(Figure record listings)
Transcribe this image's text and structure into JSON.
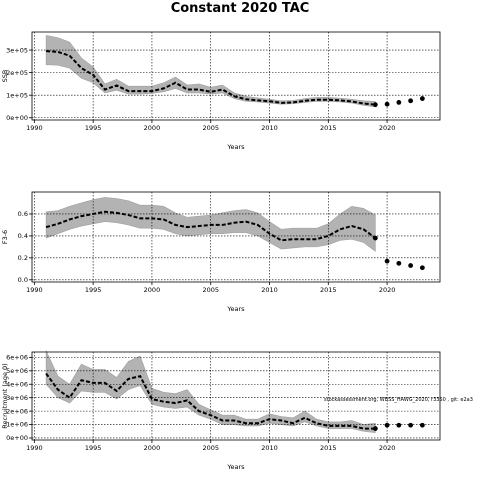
{
  "figure": {
    "title": "Constant 2020 TAC",
    "note": "stockassessment.org, WBSS_HAWG_2020, r3350 , git: e2a3"
  },
  "chart_data": [
    {
      "type": "line",
      "name": "ssb",
      "ylabel": "SSB",
      "xlabel": "Years",
      "xlim": [
        1989.8,
        2024.5
      ],
      "xticks": [
        1990,
        1995,
        2000,
        2005,
        2010,
        2015,
        2020
      ],
      "ylim": [
        -10000,
        380000
      ],
      "yticks": [
        0,
        100000,
        200000,
        300000
      ],
      "ytick_labels": [
        "0e+00",
        "1e+05",
        "2e+05",
        "3e+05"
      ],
      "grid": true,
      "years": [
        1991,
        1992,
        1993,
        1994,
        1995,
        1996,
        1997,
        1998,
        1999,
        2000,
        2001,
        2002,
        2003,
        2004,
        2005,
        2006,
        2007,
        2008,
        2009,
        2010,
        2011,
        2012,
        2013,
        2014,
        2015,
        2016,
        2017,
        2018,
        2019
      ],
      "estimate": [
        295000,
        292000,
        275000,
        220000,
        190000,
        125000,
        143000,
        118000,
        118000,
        118000,
        130000,
        155000,
        125000,
        125000,
        115000,
        125000,
        95000,
        82000,
        77000,
        73000,
        66000,
        68000,
        75000,
        80000,
        80000,
        77000,
        72000,
        63000,
        58000
      ],
      "lower": [
        235000,
        233000,
        220000,
        175000,
        155000,
        110000,
        122000,
        105000,
        105000,
        108000,
        115000,
        130000,
        110000,
        110000,
        105000,
        110000,
        85000,
        73000,
        70000,
        65000,
        60000,
        62000,
        68000,
        73000,
        72000,
        70000,
        65000,
        55000,
        48000
      ],
      "upper": [
        365000,
        355000,
        335000,
        265000,
        225000,
        150000,
        170000,
        140000,
        140000,
        140000,
        155000,
        180000,
        145000,
        150000,
        135000,
        145000,
        110000,
        95000,
        88000,
        82000,
        75000,
        77000,
        85000,
        90000,
        90000,
        87000,
        82000,
        75000,
        72000
      ],
      "forecast_years": [
        2019,
        2020,
        2021,
        2022,
        2023
      ],
      "forecast_values": [
        58000,
        60000,
        68000,
        75000,
        85000
      ]
    },
    {
      "type": "line",
      "name": "fbar",
      "ylabel": "F3-6",
      "xlabel": "Years",
      "xlim": [
        1989.8,
        2024.5
      ],
      "xticks": [
        1990,
        1995,
        2000,
        2005,
        2010,
        2015,
        2020
      ],
      "ylim": [
        -0.02,
        0.8
      ],
      "yticks": [
        0.0,
        0.2,
        0.4,
        0.6
      ],
      "ytick_labels": [
        "0.0",
        "0.2",
        "0.4",
        "0.6"
      ],
      "grid": true,
      "years": [
        1991,
        1992,
        1993,
        1994,
        1995,
        1996,
        1997,
        1998,
        1999,
        2000,
        2001,
        2002,
        2003,
        2004,
        2005,
        2006,
        2007,
        2008,
        2009,
        2010,
        2011,
        2012,
        2013,
        2014,
        2015,
        2016,
        2017,
        2018,
        2019
      ],
      "estimate": [
        0.48,
        0.51,
        0.55,
        0.58,
        0.6,
        0.62,
        0.61,
        0.59,
        0.56,
        0.56,
        0.55,
        0.5,
        0.48,
        0.49,
        0.5,
        0.5,
        0.52,
        0.53,
        0.5,
        0.42,
        0.36,
        0.37,
        0.37,
        0.37,
        0.4,
        0.46,
        0.49,
        0.46,
        0.38
      ],
      "lower": [
        0.38,
        0.42,
        0.46,
        0.49,
        0.51,
        0.53,
        0.52,
        0.5,
        0.47,
        0.47,
        0.46,
        0.42,
        0.4,
        0.41,
        0.42,
        0.42,
        0.43,
        0.43,
        0.4,
        0.34,
        0.28,
        0.29,
        0.3,
        0.3,
        0.32,
        0.36,
        0.37,
        0.34,
        0.26
      ],
      "upper": [
        0.62,
        0.63,
        0.67,
        0.7,
        0.73,
        0.75,
        0.74,
        0.72,
        0.68,
        0.68,
        0.67,
        0.61,
        0.57,
        0.58,
        0.59,
        0.61,
        0.63,
        0.64,
        0.61,
        0.53,
        0.46,
        0.47,
        0.47,
        0.47,
        0.51,
        0.6,
        0.67,
        0.65,
        0.59
      ],
      "forecast_years": [
        2019,
        2020,
        2021,
        2022,
        2023
      ],
      "forecast_values": [
        0.38,
        0.17,
        0.15,
        0.13,
        0.11
      ]
    },
    {
      "type": "line",
      "name": "recruitment",
      "ylabel": "Recruitment (age 0)",
      "xlabel": "Years",
      "xlim": [
        1989.8,
        2024.5
      ],
      "xticks": [
        1990,
        1995,
        2000,
        2005,
        2010,
        2015,
        2020
      ],
      "ylim": [
        -150000,
        6400000
      ],
      "yticks": [
        0,
        1000000,
        2000000,
        3000000,
        4000000,
        5000000,
        6000000
      ],
      "ytick_labels": [
        "0e+00",
        "1e+06",
        "2e+06",
        "3e+06",
        "4e+06",
        "5e+06",
        "6e+06"
      ],
      "grid": true,
      "years": [
        1991,
        1992,
        1993,
        1994,
        1995,
        1996,
        1997,
        1998,
        1999,
        2000,
        2001,
        2002,
        2003,
        2004,
        2005,
        2006,
        2007,
        2008,
        2009,
        2010,
        2011,
        2012,
        2013,
        2014,
        2015,
        2016,
        2017,
        2018,
        2019
      ],
      "estimate": [
        4800000,
        3600000,
        3000000,
        4300000,
        4100000,
        4100000,
        3500000,
        4400000,
        4600000,
        2900000,
        2700000,
        2600000,
        2800000,
        2000000,
        1700000,
        1300000,
        1300000,
        1100000,
        1100000,
        1400000,
        1300000,
        1100000,
        1500000,
        1100000,
        900000,
        900000,
        900000,
        700000,
        700000
      ],
      "lower": [
        4000000,
        3000000,
        2600000,
        3500000,
        3400000,
        3400000,
        2900000,
        3600000,
        3900000,
        2500000,
        2300000,
        2200000,
        2300000,
        1700000,
        1400000,
        1000000,
        1000000,
        900000,
        900000,
        1100000,
        1000000,
        900000,
        1200000,
        900000,
        700000,
        700000,
        700000,
        500000,
        400000
      ],
      "upper": [
        6500000,
        4600000,
        4000000,
        5500000,
        5100000,
        5100000,
        4500000,
        5700000,
        6100000,
        3700000,
        3400000,
        3300000,
        3600000,
        2500000,
        2100000,
        1700000,
        1700000,
        1400000,
        1400000,
        1800000,
        1600000,
        1500000,
        2000000,
        1400000,
        1200000,
        1200000,
        1300000,
        1000000,
        1100000
      ],
      "forecast_years": [
        2019,
        2020,
        2021,
        2022,
        2023
      ],
      "forecast_values": [
        700000,
        950000,
        950000,
        950000,
        950000
      ]
    }
  ]
}
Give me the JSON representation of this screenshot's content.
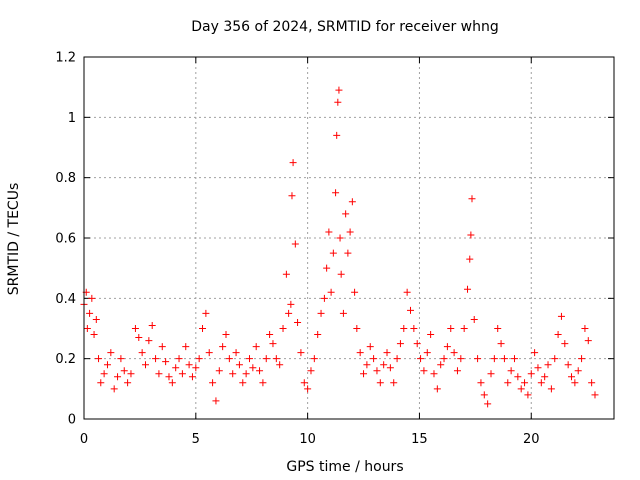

### EXERCISE INSTRUCTIONS:
Copy out every line of the material above exactly, skipping the pictures.

### TASK ANSWER:
Transcribe this image's text and structure into JSON.
{
  "figure": {
    "title": "Constant 2020 TAC",
    "note": "stockassessment.org, WBSS_HAWG_2020, r3350 , git: e2a3"
  },
  "chart_data": [
    {
      "type": "line",
      "name": "ssb",
      "ylabel": "SSB",
      "xlabel": "Years",
      "xlim": [
        1989.8,
        2024.5
      ],
      "xticks": [
        1990,
        1995,
        2000,
        2005,
        2010,
        2015,
        2020
      ],
      "ylim": [
        -10000,
        380000
      ],
      "yticks": [
        0,
        100000,
        200000,
        300000
      ],
      "ytick_labels": [
        "0e+00",
        "1e+05",
        "2e+05",
        "3e+05"
      ],
      "grid": true,
      "years": [
        1991,
        1992,
        1993,
        1994,
        1995,
        1996,
        1997,
        1998,
        1999,
        2000,
        2001,
        2002,
        2003,
        2004,
        2005,
        2006,
        2007,
        2008,
        2009,
        2010,
        2011,
        2012,
        2013,
        2014,
        2015,
        2016,
        2017,
        2018,
        2019
      ],
      "estimate": [
        295000,
        292000,
        275000,
        220000,
        190000,
        125000,
        143000,
        118000,
        118000,
        118000,
        130000,
        155000,
        125000,
        125000,
        115000,
        125000,
        95000,
        82000,
        77000,
        73000,
        66000,
        68000,
        75000,
        80000,
        80000,
        77000,
        72000,
        63000,
        58000
      ],
      "lower": [
        235000,
        233000,
        220000,
        175000,
        155000,
        110000,
        122000,
        105000,
        105000,
        108000,
        115000,
        130000,
        110000,
        110000,
        105000,
        110000,
        85000,
        73000,
        70000,
        65000,
        60000,
        62000,
        68000,
        73000,
        72000,
        70000,
        65000,
        55000,
        48000
      ],
      "upper": [
        365000,
        355000,
        335000,
        265000,
        225000,
        150000,
        170000,
        140000,
        140000,
        140000,
        155000,
        180000,
        145000,
        150000,
        135000,
        145000,
        110000,
        95000,
        88000,
        82000,
        75000,
        77000,
        85000,
        90000,
        90000,
        87000,
        82000,
        75000,
        72000
      ],
      "forecast_years": [
        2019,
        2020,
        2021,
        2022,
        2023
      ],
      "forecast_values": [
        58000,
        60000,
        68000,
        75000,
        85000
      ]
    },
    {
      "type": "line",
      "name": "fbar",
      "ylabel": "F3-6",
      "xlabel": "Years",
      "xlim": [
        1989.8,
        2024.5
      ],
      "xticks": [
        1990,
        1995,
        2000,
        2005,
        2010,
        2015,
        2020
      ],
      "ylim": [
        -0.02,
        0.8
      ],
      "yticks": [
        0.0,
        0.2,
        0.4,
        0.6
      ],
      "ytick_labels": [
        "0.0",
        "0.2",
        "0.4",
        "0.6"
      ],
      "grid": true,
      "years": [
        1991,
        1992,
        1993,
        1994,
        1995,
        1996,
        1997,
        1998,
        1999,
        2000,
        2001,
        2002,
        2003,
        2004,
        2005,
        2006,
        2007,
        2008,
        2009,
        2010,
        2011,
        2012,
        2013,
        2014,
        2015,
        2016,
        2017,
        2018,
        2019
      ],
      "estimate": [
        0.48,
        0.51,
        0.55,
        0.58,
        0.6,
        0.62,
        0.61,
        0.59,
        0.56,
        0.56,
        0.55,
        0.5,
        0.48,
        0.49,
        0.5,
        0.5,
        0.52,
        0.53,
        0.5,
        0.42,
        0.36,
        0.37,
        0.37,
        0.37,
        0.4,
        0.46,
        0.49,
        0.46,
        0.38
      ],
      "lower": [
        0.38,
        0.42,
        0.46,
        0.49,
        0.51,
        0.53,
        0.52,
        0.5,
        0.47,
        0.47,
        0.46,
        0.42,
        0.4,
        0.41,
        0.42,
        0.42,
        0.43,
        0.43,
        0.4,
        0.34,
        0.28,
        0.29,
        0.3,
        0.3,
        0.32,
        0.36,
        0.37,
        0.34,
        0.26
      ],
      "upper": [
        0.62,
        0.63,
        0.67,
        0.7,
        0.73,
        0.75,
        0.74,
        0.72,
        0.68,
        0.68,
        0.67,
        0.61,
        0.57,
        0.58,
        0.59,
        0.61,
        0.63,
        0.64,
        0.61,
        0.53,
        0.46,
        0.47,
        0.47,
        0.47,
        0.51,
        0.6,
        0.67,
        0.65,
        0.59
      ],
      "forecast_years": [
        2019,
        2020,
        2021,
        2022,
        2023
      ],
      "forecast_values": [
        0.38,
        0.17,
        0.15,
        0.13,
        0.11
      ]
    },
    {
      "type": "line",
      "name": "recruitment",
      "ylabel": "Recruitment (age 0)",
      "xlabel": "Years",
      "xlim": [
        1989.8,
        2024.5
      ],
      "xticks": [
        1990,
        1995,
        2000,
        2005,
        2010,
        2015,
        2020
      ],
      "ylim": [
        -150000,
        6400000
      ],
      "yticks": [
        0,
        1000000,
        2000000,
        3000000,
        4000000,
        5000000,
        6000000
      ],
      "ytick_labels": [
        "0e+00",
        "1e+06",
        "2e+06",
        "3e+06",
        "4e+06",
        "5e+06",
        "6e+06"
      ],
      "grid": true,
      "years": [
        1991,
        1992,
        1993,
        1994,
        1995,
        1996,
        1997,
        1998,
        1999,
        2000,
        2001,
        2002,
        2003,
        2004,
        2005,
        2006,
        2007,
        2008,
        2009,
        2010,
        2011,
        2012,
        2013,
        2014,
        2015,
        2016,
        2017,
        2018,
        2019
      ],
      "estimate": [
        4800000,
        3600000,
        3000000,
        4300000,
        4100000,
        4100000,
        3500000,
        4400000,
        4600000,
        2900000,
        2700000,
        2600000,
        2800000,
        2000000,
        1700000,
        1300000,
        1300000,
        1100000,
        1100000,
        1400000,
        1300000,
        1100000,
        1500000,
        1100000,
        900000,
        900000,
        900000,
        700000,
        700000
      ],
      "lower": [
        4000000,
        3000000,
        2600000,
        3500000,
        3400000,
        3400000,
        2900000,
        3600000,
        3900000,
        2500000,
        2300000,
        2200000,
        2300000,
        1700000,
        1400000,
        1000000,
        1000000,
        900000,
        900000,
        1100000,
        1000000,
        900000,
        1200000,
        900000,
        700000,
        700000,
        700000,
        500000,
        400000
      ],
      "upper": [
        6500000,
        4600000,
        4000000,
        5500000,
        5100000,
        5100000,
        4500000,
        5700000,
        6100000,
        3700000,
        3400000,
        3300000,
        3600000,
        2500000,
        2100000,
        1700000,
        1700000,
        1400000,
        1400000,
        1800000,
        1600000,
        1500000,
        2000000,
        1400000,
        1200000,
        1200000,
        1300000,
        1000000,
        1100000
      ],
      "forecast_years": [
        2019,
        2020,
        2021,
        2022,
        2023
      ],
      "forecast_values": [
        700000,
        950000,
        950000,
        950000,
        950000
      ]
    }
  ]
}
Give me the JSON representation of this screenshot's content.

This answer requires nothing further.